● **Written exercise**
Take the data that follows and retype it word for word.

(Collection entries)
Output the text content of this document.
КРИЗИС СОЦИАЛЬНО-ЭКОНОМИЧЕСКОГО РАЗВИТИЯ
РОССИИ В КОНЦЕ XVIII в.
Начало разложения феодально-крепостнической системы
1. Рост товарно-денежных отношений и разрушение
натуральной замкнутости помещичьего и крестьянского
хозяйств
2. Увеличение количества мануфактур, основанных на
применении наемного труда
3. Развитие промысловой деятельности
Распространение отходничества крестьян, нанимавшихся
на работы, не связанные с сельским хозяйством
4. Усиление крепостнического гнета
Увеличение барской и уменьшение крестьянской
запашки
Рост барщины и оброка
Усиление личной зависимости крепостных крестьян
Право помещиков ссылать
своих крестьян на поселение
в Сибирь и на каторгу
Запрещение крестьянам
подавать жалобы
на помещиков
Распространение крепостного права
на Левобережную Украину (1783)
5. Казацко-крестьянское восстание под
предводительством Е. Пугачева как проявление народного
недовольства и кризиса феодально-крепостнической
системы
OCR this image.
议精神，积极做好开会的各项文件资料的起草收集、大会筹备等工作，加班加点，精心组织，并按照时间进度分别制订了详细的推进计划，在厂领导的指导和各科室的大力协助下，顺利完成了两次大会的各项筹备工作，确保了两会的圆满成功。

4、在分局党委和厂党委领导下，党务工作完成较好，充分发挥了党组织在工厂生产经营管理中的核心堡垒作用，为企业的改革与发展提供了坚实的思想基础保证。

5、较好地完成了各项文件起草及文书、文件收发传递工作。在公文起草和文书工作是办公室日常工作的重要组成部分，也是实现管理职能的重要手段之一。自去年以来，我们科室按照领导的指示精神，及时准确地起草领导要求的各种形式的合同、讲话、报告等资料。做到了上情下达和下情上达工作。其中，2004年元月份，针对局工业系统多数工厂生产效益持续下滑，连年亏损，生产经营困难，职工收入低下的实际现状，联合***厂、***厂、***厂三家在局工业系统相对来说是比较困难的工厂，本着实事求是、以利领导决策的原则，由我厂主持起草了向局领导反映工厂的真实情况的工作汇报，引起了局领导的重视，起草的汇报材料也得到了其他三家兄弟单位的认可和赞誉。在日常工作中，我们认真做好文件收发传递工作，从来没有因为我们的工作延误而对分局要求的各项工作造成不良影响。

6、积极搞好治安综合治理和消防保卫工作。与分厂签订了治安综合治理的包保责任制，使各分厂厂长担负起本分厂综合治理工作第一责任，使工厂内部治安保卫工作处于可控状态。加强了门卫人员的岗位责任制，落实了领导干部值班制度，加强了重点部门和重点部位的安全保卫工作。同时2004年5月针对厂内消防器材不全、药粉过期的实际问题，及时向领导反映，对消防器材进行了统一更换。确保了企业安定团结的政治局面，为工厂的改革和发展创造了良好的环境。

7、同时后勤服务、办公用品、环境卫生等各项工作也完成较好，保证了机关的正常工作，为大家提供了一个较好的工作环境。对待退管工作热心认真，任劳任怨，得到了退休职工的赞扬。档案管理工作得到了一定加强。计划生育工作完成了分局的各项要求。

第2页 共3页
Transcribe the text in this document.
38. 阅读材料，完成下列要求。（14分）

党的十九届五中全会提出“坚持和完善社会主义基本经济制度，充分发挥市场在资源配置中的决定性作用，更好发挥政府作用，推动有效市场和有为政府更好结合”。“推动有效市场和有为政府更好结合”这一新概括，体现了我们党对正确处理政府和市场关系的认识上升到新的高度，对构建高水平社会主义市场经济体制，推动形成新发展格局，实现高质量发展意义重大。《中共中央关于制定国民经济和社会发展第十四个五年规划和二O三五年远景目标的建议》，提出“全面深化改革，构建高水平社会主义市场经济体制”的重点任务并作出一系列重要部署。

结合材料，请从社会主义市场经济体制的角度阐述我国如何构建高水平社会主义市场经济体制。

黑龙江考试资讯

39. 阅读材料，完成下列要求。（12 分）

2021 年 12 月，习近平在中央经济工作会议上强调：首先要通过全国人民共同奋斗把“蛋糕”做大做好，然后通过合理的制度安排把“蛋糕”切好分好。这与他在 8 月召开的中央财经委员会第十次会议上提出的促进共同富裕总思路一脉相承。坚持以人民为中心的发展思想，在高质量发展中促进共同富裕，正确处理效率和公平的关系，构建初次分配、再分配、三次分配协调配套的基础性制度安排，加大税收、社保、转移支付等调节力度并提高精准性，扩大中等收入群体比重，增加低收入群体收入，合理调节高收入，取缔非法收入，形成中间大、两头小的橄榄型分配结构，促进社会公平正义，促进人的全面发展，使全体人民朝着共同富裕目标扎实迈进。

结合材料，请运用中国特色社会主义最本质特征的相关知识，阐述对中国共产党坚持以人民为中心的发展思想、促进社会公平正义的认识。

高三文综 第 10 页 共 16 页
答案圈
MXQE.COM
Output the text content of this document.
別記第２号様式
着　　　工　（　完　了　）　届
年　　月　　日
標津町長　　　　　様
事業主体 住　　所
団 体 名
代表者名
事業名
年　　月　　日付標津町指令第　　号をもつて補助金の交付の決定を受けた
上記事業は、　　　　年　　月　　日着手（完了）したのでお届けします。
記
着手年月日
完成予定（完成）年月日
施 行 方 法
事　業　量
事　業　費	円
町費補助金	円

● **Solved problem**
Output the text content of this document.
КРИЗИС СОЦИАЛЬНО-ЭКОНОМИЧЕСКОГО РАЗВИТИЯ
РОССИИ В КОНЦЕ XVIII в.
Начало разложения феодально-крепостнической системы
1. Рост товарно-денежных отношений и разрушение
натуральной замкнутости помещичьего и крестьянского
хозяйств
2. Увеличение количества мануфактур, основанных на
применении наемного труда
3. Развитие промысловой деятельности
Распространение отходничества крестьян, нанимавшихся
на работы, не связанные с сельским хозяйством
4. Усиление крепостнического гнета
Увеличение барской и уменьшение крестьянской
запашки
Рост барщины и оброка
Усиление личной зависимости крепостных крестьян
Право помещиков ссылать
своих крестьян на поселение
в Сибирь и на каторгу
Запрещение крестьянам
подавать жалобы
на помещиков
Распространение крепостного права
на Левобережную Украину (1783)
5. Казацко-крестьянское восстание под
предводительством Е. Пугачева как проявление народного
недовольства и кризиса феодально-крепостнической
системы
OCR this image.
议精神，积极做好开会的各项文件资料的起草收集、大会筹备等工作，加班加点，精心组织，并按照时间进度分别制订了详细的推进计划，在厂领导的指导和各科室的大力协助下，顺利完成了两次大会的各项筹备工作，确保了两会的圆满成功。

4、在分局党委和厂党委领导下，党务工作完成较好，充分发挥了党组织在工厂生产经营管理中的核心堡垒作用，为企业的改革与发展提供了坚实的思想基础保证。

5、较好地完成了各项文件起草及文书、文件收发传递工作。在公文起草和文书工作是办公室日常工作的重要组成部分，也是实现管理职能的重要手段之一。自去年以来，我们科室按照领导的指示精神，及时准确地起草领导要求的各种形式的合同、讲话、报告等资料。做到了上情下达和下情上达工作。其中，2004年元月份，针对局工业系统多数工厂生产效益持续下滑，连年亏损，生产经营困难，职工收入低下的实际现状，联合***厂、***厂、***厂三家在局工业系统相对来说是比较困难的工厂，本着实事求是、以利领导决策的原则，由我厂主持起草了向局领导反映工厂的真实情况的工作汇报，引起了局领导的重视，起草的汇报材料也得到了其他三家兄弟单位的认可和赞誉。在日常工作中，我们认真做好文件收发传递工作，从来没有因为我们的工作延误而对分局要求的各项工作造成不良影响。

6、积极搞好治安综合治理和消防保卫工作。与分厂签订了治安综合治理的包保责任制，使各分厂厂长担负起本分厂综合治理工作第一责任，使工厂内部治安保卫工作处于可控状态。加强了门卫人员的岗位责任制，落实了领导干部值班制度，加强了重点部门和重点部位的安全保卫工作。同时2004年5月针对厂内消防器材不全、药粉过期的实际问题，及时向领导反映，对消防器材进行了统一更换。确保了企业安定团结的政治局面，为工厂的改革和发展创造了良好的环境。

7、同时后勤服务、办公用品、环境卫生等各项工作也完成较好，保证了机关的正常工作，为大家提供了一个较好的工作环境。对待退管工作热心认真，任劳任怨，得到了退休职工的赞扬。档案管理工作得到了一定加强。计划生育工作完成了分局的各项要求。

第2页 共3页
Transcribe the text in this document.
38. 阅读材料，完成下列要求。（14分）

党的十九届五中全会提出“坚持和完善社会主义基本经济制度，充分发挥市场在资源配置中的决定性作用，更好发挥政府作用，推动有效市场和有为政府更好结合”。“推动有效市场和有为政府更好结合”这一新概括，体现了我们党对正确处理政府和市场关系的认识上升到新的高度，对构建高水平社会主义市场经济体制，推动形成新发展格局，实现高质量发展意义重大。《中共中央关于制定国民经济和社会发展第十四个五年规划和二O三五年远景目标的建议》，提出“全面深化改革，构建高水平社会主义市场经济体制”的重点任务并作出一系列重要部署。

结合材料，请从社会主义市场经济体制的角度阐述我国如何构建高水平社会主义市场经济体制。

黑龙江考试资讯

39. 阅读材料，完成下列要求。（12 分）

2021 年 12 月，习近平在中央经济工作会议上强调：首先要通过全国人民共同奋斗把“蛋糕”做大做好，然后通过合理的制度安排把“蛋糕”切好分好。这与他在 8 月召开的中央财经委员会第十次会议上提出的促进共同富裕总思路一脉相承。坚持以人民为中心的发展思想，在高质量发展中促进共同富裕，正确处理效率和公平的关系，构建初次分配、再分配、三次分配协调配套的基础性制度安排，加大税收、社保、转移支付等调节力度并提高精准性，扩大中等收入群体比重，增加低收入群体收入，合理调节高收入，取缔非法收入，形成中间大、两头小的橄榄型分配结构，促进社会公平正义，促进人的全面发展，使全体人民朝着共同富裕目标扎实迈进。

结合材料，请运用中国特色社会主义最本质特征的相关知识，阐述对中国共产党坚持以人民为中心的发展思想、促进社会公平正义的认识。

高三文综 第 10 页 共 16 页
答案圈
MXQE.COM
Output the text content of this document.
別記第２号様式
着　　　工　（　完　了　）　届
年　　月　　日
標津町長　　　　　様
事業主体 住　　所
団 体 名
代表者名
事業名
年　　月　　日付標津町指令第　　号をもつて補助金の交付の決定を受けた
上記事業は、　　　　年　　月　　日着手（完了）したのでお届けします。
記
着手年月日
完成予定（完成）年月日
施 行 方 法
事　業　量
事　業　費	円
町費補助金	円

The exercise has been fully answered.